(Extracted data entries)
##############################
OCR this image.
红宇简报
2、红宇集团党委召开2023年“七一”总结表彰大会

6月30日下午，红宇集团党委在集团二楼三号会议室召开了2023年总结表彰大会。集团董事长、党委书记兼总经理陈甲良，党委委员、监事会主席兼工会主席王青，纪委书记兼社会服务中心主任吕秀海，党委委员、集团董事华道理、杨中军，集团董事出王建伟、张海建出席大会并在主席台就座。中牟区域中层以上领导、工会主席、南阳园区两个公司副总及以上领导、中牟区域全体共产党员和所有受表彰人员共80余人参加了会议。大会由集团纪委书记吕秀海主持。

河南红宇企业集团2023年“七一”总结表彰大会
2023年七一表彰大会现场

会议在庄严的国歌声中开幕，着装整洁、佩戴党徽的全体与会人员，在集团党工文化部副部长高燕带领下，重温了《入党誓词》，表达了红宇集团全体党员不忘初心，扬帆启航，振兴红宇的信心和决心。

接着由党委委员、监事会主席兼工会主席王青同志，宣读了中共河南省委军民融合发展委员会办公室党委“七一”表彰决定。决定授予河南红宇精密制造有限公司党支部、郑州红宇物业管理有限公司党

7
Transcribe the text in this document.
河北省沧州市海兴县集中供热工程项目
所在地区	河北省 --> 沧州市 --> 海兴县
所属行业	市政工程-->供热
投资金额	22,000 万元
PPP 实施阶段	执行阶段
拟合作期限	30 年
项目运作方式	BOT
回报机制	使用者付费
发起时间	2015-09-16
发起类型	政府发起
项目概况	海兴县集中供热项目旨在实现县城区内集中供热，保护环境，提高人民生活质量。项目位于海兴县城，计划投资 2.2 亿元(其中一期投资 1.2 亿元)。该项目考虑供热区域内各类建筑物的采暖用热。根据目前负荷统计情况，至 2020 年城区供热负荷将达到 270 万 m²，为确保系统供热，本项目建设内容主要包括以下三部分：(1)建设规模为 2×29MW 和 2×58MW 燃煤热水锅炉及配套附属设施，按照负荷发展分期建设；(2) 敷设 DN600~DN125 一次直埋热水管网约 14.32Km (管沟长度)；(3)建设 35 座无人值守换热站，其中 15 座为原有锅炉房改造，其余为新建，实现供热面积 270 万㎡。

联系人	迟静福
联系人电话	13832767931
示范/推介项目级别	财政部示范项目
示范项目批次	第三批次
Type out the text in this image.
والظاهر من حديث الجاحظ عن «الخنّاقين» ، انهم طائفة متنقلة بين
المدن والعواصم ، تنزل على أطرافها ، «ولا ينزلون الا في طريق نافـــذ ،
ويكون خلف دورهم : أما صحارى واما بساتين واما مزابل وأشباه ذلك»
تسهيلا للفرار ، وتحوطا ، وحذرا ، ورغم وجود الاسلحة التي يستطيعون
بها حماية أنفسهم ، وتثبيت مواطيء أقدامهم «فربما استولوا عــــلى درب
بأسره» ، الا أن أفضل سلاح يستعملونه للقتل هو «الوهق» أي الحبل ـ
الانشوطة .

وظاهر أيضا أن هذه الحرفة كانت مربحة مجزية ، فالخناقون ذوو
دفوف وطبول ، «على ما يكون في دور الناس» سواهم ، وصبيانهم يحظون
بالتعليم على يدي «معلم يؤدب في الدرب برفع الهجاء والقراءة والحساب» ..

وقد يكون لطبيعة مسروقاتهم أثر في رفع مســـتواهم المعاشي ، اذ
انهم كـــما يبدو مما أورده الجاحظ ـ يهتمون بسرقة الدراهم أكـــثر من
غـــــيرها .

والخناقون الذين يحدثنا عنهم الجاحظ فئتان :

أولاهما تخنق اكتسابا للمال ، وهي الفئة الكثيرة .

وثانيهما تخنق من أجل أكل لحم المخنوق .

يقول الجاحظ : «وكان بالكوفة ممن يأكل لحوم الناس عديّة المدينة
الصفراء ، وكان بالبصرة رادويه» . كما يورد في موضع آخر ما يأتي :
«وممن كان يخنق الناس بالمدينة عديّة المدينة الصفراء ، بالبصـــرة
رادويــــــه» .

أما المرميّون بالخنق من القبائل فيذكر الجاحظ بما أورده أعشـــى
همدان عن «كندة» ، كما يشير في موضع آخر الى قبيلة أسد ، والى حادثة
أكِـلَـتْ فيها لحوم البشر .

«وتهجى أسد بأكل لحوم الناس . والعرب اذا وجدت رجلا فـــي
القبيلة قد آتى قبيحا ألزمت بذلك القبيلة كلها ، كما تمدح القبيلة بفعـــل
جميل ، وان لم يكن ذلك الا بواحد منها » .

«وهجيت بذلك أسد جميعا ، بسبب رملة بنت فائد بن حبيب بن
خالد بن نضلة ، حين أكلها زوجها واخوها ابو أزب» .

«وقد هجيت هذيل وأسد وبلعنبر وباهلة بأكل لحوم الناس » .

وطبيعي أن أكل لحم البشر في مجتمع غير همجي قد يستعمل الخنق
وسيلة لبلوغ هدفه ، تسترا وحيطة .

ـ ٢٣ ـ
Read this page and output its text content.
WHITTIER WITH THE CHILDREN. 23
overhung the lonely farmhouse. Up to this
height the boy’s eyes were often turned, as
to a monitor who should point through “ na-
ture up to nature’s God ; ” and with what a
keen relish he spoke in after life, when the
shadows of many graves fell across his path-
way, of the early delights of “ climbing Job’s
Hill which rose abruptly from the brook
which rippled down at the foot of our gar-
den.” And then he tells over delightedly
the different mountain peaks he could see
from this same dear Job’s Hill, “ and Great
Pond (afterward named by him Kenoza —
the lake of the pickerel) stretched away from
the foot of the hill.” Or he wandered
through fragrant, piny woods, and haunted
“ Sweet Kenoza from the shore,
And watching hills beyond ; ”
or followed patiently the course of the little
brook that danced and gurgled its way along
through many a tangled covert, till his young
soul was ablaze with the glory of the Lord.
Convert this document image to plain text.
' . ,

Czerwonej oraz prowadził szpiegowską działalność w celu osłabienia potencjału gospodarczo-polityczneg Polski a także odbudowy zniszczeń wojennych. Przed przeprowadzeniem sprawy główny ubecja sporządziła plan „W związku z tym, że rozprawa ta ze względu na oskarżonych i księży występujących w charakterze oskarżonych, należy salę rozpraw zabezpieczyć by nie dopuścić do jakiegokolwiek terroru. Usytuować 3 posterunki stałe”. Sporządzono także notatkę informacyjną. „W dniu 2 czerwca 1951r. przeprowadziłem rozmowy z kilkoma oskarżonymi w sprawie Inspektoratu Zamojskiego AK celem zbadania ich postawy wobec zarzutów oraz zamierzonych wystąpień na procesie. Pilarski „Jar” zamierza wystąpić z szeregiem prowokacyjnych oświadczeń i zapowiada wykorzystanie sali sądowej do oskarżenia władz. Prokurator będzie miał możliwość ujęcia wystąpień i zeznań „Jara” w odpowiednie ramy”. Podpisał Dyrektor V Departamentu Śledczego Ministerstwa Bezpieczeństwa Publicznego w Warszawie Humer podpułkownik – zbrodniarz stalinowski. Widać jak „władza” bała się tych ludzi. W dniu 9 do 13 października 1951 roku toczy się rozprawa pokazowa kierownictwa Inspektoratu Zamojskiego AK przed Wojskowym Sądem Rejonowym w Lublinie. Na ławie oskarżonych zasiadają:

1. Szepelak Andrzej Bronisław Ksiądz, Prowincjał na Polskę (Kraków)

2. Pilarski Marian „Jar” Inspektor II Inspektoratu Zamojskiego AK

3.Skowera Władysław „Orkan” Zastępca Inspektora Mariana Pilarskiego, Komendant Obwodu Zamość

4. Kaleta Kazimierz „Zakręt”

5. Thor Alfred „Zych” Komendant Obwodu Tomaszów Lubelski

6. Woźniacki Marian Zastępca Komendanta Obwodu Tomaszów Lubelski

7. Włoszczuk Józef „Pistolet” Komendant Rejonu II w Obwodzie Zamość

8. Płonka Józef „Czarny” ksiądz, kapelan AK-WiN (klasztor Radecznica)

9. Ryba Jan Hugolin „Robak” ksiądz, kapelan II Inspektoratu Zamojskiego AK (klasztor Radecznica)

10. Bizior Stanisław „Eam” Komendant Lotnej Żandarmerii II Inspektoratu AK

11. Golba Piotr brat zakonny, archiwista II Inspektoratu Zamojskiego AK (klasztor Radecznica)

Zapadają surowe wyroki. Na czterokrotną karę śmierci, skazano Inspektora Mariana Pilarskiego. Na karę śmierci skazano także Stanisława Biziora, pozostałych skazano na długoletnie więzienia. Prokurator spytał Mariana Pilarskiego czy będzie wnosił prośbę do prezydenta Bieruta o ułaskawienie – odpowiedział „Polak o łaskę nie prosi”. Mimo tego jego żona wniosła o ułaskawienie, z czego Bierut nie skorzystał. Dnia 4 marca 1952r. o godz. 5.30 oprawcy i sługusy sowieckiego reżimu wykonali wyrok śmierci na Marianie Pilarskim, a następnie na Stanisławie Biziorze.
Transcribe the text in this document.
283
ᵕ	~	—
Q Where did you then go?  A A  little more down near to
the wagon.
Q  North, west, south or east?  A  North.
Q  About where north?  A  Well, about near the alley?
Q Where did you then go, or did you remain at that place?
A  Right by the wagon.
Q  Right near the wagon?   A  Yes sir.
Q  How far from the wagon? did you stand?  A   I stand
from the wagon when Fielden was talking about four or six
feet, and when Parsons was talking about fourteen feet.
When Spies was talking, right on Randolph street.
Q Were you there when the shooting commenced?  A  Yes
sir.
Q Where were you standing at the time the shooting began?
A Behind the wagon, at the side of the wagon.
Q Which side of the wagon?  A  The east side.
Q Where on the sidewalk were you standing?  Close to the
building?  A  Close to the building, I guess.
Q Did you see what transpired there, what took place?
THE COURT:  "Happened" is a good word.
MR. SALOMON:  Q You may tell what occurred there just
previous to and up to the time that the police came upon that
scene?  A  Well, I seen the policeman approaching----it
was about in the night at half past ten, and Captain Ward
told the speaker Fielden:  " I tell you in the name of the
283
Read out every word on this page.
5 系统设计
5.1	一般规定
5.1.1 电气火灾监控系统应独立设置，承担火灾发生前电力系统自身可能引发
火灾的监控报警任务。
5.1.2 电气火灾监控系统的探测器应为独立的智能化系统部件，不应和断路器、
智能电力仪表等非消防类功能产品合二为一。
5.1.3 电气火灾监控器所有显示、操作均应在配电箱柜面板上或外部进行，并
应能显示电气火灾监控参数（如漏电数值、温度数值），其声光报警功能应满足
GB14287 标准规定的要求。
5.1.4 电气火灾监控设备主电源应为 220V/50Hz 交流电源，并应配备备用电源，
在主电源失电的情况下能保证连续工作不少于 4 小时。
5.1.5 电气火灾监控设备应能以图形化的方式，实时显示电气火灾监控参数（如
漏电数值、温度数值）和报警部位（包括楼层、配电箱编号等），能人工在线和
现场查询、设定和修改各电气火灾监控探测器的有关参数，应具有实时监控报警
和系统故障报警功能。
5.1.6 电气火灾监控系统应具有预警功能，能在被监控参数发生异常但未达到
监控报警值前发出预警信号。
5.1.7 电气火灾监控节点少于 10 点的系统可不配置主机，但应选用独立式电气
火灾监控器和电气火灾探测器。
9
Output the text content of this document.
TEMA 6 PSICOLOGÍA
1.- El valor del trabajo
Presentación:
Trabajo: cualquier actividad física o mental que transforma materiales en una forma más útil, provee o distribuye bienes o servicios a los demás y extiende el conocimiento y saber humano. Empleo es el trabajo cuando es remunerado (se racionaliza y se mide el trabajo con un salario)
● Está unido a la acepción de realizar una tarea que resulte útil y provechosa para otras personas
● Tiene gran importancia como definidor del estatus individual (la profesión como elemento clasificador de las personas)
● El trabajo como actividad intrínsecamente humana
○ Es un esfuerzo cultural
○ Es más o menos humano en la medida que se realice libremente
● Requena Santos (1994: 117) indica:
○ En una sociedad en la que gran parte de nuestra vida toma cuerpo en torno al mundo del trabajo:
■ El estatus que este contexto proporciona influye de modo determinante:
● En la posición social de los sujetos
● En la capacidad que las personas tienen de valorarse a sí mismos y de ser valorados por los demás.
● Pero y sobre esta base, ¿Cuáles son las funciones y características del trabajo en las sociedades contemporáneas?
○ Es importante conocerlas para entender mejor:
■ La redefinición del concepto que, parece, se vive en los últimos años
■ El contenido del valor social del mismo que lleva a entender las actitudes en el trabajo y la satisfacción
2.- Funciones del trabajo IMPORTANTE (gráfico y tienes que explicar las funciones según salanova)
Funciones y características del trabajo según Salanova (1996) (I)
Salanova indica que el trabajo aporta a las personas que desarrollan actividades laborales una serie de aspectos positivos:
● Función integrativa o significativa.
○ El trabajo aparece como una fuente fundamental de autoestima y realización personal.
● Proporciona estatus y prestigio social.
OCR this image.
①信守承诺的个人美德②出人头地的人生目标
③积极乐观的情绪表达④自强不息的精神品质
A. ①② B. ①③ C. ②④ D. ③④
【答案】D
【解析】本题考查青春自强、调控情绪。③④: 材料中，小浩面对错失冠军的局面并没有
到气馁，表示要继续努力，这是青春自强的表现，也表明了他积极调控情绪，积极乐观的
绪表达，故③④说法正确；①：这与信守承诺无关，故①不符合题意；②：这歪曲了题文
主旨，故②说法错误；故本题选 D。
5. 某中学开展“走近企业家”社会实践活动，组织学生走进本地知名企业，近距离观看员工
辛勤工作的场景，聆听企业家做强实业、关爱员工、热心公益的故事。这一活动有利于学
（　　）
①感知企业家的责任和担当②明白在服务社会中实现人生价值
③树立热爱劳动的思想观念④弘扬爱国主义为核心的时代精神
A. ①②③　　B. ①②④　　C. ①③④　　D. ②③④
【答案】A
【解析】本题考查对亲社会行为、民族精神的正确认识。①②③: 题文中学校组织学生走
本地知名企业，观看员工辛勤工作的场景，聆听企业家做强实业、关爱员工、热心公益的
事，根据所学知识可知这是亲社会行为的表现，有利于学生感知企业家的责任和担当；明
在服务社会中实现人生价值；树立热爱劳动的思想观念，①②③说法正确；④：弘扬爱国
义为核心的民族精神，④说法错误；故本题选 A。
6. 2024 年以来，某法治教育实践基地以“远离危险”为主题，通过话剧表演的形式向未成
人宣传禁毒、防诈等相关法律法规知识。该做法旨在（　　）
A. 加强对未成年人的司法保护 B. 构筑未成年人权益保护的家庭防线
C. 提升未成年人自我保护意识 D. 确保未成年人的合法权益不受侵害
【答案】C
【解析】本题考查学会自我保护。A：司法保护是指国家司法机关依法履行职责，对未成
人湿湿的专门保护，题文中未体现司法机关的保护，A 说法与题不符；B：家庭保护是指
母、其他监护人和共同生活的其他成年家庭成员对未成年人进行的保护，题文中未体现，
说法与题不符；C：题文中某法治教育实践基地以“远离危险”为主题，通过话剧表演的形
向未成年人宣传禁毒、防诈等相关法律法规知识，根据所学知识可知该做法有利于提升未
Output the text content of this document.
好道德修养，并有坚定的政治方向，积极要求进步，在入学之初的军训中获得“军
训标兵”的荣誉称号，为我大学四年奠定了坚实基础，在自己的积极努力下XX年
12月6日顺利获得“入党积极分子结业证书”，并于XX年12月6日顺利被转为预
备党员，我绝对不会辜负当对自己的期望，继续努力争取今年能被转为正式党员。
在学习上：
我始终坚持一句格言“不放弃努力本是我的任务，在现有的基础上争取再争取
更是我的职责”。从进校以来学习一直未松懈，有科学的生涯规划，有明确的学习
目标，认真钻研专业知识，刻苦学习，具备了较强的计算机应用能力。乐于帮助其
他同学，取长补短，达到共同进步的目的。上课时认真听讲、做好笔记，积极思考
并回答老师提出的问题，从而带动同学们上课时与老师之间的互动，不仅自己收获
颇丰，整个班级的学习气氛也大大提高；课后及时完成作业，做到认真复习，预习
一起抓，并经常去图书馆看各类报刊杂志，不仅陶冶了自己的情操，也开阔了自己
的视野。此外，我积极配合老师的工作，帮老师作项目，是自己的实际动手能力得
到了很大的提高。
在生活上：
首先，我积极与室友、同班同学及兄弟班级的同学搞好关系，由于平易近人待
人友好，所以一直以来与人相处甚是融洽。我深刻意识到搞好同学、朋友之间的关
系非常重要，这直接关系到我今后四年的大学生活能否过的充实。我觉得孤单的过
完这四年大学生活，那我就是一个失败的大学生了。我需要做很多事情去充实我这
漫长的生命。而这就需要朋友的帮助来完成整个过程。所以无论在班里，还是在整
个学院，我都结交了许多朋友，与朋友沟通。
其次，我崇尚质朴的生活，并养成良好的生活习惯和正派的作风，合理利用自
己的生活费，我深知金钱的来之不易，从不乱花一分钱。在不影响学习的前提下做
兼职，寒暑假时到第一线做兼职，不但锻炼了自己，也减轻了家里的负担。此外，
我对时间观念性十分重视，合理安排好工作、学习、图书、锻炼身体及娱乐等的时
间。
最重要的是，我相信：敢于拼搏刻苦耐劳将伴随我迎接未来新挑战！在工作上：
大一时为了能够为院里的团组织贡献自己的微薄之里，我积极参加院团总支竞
##############################
TASK BRIEF: Pull out all lines from the listing that contain the string "through".

SOLUTION FOR THIS PROBLEM:
to a monitor who should point through “ na-
through fragrant, piny woods, and haunted
through many a tangled covert, till his young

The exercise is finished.